-- Start Available data --

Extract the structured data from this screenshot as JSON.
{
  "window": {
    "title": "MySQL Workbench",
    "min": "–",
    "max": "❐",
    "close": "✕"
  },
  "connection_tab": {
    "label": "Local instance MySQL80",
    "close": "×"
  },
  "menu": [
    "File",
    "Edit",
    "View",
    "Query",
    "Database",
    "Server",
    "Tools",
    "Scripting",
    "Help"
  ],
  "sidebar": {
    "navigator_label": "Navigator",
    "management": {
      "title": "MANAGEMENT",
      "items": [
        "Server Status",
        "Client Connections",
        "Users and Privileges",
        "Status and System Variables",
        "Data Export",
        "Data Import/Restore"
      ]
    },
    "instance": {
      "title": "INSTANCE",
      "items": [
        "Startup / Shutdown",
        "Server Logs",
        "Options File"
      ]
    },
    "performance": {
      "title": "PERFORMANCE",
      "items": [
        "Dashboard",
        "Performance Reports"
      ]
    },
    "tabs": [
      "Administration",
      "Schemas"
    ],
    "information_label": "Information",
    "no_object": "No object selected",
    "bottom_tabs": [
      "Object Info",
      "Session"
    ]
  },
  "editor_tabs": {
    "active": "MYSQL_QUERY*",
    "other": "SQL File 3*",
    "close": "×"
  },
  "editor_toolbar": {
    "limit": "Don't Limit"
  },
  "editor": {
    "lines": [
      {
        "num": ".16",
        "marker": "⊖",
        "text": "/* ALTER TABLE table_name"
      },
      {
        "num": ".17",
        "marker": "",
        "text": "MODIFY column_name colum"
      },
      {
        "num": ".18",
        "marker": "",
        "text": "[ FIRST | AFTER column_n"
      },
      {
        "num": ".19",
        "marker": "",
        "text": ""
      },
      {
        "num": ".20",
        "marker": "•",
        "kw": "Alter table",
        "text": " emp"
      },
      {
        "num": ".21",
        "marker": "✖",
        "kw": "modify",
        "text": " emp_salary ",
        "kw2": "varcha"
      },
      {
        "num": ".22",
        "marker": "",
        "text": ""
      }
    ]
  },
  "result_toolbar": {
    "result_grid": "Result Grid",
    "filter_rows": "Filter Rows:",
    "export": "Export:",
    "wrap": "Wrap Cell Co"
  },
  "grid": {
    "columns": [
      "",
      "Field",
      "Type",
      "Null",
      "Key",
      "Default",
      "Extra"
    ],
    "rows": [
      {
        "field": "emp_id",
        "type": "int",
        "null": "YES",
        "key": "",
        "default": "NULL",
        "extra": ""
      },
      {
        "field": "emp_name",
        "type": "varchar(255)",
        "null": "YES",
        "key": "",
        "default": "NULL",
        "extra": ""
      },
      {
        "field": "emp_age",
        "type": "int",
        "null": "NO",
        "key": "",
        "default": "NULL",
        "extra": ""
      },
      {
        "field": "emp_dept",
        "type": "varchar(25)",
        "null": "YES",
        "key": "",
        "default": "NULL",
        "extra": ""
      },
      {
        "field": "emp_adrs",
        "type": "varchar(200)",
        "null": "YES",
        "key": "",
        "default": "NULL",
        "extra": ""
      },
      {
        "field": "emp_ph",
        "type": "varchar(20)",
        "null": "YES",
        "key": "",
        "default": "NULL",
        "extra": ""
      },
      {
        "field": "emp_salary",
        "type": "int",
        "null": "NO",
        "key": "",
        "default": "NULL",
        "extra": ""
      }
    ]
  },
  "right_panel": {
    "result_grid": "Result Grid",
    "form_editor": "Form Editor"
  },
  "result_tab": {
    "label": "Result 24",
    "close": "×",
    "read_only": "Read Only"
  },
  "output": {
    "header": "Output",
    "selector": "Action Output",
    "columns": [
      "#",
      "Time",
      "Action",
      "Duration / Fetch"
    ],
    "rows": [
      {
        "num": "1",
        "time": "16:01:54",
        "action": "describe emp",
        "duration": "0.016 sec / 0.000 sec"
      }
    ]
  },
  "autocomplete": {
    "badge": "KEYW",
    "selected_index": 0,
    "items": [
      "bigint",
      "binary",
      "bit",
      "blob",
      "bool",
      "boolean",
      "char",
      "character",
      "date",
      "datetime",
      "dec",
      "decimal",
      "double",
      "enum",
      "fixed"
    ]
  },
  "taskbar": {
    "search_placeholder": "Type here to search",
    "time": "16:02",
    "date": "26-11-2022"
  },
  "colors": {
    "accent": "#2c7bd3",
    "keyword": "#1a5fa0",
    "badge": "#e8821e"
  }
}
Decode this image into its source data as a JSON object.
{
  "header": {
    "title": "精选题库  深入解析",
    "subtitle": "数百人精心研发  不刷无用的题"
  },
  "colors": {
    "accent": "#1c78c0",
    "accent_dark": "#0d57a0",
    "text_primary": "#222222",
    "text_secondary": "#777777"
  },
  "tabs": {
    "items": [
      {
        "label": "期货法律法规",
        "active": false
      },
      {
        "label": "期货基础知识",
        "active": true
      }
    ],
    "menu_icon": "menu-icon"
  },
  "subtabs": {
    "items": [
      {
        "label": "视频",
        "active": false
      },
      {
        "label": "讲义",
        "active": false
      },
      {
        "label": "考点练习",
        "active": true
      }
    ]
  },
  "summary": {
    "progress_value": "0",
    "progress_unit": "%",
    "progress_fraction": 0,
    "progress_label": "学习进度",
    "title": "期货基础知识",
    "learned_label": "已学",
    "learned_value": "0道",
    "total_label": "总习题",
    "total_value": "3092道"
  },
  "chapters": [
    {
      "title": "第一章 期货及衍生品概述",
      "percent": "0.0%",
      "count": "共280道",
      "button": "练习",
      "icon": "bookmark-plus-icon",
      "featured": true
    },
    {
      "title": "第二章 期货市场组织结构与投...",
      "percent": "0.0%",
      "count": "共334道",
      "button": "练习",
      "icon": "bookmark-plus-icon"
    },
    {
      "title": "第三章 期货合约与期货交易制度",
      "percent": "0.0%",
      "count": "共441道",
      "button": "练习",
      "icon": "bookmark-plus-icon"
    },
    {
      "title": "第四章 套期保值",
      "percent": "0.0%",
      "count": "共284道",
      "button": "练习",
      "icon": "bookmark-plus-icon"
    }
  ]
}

-- End Available data --

**Set task:** Of the lines above, copy each that contains "count".

**Complete answer:**
      "count": "共280道",
      "count": "共334道",
      "count": "共441道",
      "count": "共284道",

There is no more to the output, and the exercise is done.